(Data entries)
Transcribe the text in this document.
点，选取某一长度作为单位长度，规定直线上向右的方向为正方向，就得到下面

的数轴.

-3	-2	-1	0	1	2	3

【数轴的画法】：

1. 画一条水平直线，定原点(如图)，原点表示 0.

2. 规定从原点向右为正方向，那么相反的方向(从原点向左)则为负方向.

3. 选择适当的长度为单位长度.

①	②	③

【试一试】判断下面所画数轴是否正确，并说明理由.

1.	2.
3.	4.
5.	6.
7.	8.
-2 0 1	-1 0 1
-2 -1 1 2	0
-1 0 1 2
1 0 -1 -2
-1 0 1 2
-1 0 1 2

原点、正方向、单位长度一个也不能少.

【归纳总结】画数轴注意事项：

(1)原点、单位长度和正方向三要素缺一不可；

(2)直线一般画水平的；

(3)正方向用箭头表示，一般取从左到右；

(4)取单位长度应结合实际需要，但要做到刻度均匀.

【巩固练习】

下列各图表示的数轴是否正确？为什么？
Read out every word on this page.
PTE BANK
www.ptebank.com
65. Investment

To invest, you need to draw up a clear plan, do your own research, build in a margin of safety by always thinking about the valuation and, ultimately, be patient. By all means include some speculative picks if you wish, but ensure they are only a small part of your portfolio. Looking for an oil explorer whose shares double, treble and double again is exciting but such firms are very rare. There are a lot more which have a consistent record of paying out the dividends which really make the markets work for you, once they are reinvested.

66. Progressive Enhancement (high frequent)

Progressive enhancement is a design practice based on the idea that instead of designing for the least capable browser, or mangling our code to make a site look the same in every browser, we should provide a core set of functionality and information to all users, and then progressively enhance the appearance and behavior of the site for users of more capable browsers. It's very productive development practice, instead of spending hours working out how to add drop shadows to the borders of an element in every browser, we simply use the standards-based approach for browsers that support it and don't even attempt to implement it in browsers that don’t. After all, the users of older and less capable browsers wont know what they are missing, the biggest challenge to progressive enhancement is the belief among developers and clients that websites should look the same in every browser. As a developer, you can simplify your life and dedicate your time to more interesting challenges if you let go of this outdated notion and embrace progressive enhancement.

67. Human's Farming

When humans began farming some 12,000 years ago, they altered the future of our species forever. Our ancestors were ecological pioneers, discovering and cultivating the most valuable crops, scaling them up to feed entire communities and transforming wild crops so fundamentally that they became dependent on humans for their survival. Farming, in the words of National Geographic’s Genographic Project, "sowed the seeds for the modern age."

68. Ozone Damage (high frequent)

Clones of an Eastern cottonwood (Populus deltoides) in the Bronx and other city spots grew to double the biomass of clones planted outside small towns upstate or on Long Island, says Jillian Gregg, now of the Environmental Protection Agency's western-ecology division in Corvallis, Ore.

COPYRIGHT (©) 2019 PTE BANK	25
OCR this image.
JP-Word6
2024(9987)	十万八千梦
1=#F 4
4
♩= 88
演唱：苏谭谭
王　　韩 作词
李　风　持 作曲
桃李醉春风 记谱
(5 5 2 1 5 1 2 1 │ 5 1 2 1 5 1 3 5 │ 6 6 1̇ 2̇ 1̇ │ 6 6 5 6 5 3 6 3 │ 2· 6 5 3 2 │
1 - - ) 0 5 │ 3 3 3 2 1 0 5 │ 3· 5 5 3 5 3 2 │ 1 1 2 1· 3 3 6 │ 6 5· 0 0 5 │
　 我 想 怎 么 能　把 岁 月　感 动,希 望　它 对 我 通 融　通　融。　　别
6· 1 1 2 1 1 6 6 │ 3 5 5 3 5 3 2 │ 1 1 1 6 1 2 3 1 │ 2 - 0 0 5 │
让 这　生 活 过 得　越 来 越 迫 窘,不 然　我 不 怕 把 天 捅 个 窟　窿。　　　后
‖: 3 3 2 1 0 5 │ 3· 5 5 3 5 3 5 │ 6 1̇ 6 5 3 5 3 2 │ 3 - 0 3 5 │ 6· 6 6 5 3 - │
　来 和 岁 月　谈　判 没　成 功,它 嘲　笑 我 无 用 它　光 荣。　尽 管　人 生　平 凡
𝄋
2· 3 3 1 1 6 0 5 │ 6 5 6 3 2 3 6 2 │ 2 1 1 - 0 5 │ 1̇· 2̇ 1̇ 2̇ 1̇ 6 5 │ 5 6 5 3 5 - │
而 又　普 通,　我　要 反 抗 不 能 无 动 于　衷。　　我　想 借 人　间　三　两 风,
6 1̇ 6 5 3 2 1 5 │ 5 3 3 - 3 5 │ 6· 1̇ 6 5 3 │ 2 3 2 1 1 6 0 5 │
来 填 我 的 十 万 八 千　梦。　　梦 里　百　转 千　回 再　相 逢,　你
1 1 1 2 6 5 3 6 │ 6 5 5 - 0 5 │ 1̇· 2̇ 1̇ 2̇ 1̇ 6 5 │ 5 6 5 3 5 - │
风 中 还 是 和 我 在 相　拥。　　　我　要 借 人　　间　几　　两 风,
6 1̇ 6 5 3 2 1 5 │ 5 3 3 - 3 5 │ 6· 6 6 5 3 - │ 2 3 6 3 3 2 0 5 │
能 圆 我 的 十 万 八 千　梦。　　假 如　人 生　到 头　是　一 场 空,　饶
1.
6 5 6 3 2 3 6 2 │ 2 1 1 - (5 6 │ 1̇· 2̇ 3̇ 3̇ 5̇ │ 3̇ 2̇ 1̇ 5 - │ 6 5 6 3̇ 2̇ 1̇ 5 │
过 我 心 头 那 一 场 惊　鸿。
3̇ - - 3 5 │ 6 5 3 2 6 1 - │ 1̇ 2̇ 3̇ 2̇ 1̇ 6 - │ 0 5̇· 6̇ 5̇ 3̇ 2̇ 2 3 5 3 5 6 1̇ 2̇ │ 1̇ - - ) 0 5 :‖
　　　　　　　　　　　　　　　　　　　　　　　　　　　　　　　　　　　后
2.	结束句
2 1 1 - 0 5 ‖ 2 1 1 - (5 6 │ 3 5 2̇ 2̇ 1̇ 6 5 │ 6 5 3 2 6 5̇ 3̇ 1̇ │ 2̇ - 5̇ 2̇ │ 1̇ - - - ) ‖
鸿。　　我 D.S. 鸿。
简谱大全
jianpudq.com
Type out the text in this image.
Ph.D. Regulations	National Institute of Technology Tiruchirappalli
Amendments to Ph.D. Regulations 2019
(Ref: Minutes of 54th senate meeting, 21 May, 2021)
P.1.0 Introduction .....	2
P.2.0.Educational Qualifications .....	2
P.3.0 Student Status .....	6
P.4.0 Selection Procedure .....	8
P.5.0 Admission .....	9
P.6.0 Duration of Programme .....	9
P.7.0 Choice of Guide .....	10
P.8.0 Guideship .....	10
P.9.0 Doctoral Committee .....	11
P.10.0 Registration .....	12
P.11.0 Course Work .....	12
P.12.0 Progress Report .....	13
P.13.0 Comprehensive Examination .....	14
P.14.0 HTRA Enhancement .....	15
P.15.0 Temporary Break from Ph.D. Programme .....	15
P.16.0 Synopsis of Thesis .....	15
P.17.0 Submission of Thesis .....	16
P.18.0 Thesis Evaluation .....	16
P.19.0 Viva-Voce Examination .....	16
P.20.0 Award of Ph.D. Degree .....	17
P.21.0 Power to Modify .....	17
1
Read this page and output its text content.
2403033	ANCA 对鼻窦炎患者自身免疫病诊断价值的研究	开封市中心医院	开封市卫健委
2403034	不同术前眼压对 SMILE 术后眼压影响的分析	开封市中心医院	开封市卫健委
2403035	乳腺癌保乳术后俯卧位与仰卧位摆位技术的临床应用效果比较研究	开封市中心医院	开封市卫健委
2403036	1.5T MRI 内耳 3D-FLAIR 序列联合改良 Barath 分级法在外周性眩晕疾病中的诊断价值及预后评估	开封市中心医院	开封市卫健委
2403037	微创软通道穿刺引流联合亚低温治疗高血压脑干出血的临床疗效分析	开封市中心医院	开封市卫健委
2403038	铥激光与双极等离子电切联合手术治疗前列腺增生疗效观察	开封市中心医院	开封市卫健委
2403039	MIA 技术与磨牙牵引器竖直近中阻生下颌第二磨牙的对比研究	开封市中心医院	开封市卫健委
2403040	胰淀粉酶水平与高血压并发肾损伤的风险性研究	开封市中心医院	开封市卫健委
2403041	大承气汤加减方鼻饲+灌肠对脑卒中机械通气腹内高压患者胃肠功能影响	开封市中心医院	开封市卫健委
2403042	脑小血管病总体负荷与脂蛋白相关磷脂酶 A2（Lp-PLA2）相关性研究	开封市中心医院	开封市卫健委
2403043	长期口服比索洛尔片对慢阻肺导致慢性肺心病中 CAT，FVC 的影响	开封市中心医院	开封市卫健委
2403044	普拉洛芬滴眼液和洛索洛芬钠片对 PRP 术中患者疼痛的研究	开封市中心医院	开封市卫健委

| What is required |
Determine the number of lines in the entries above where the string "Read" appears. Answer with the number alone.

| Result |
2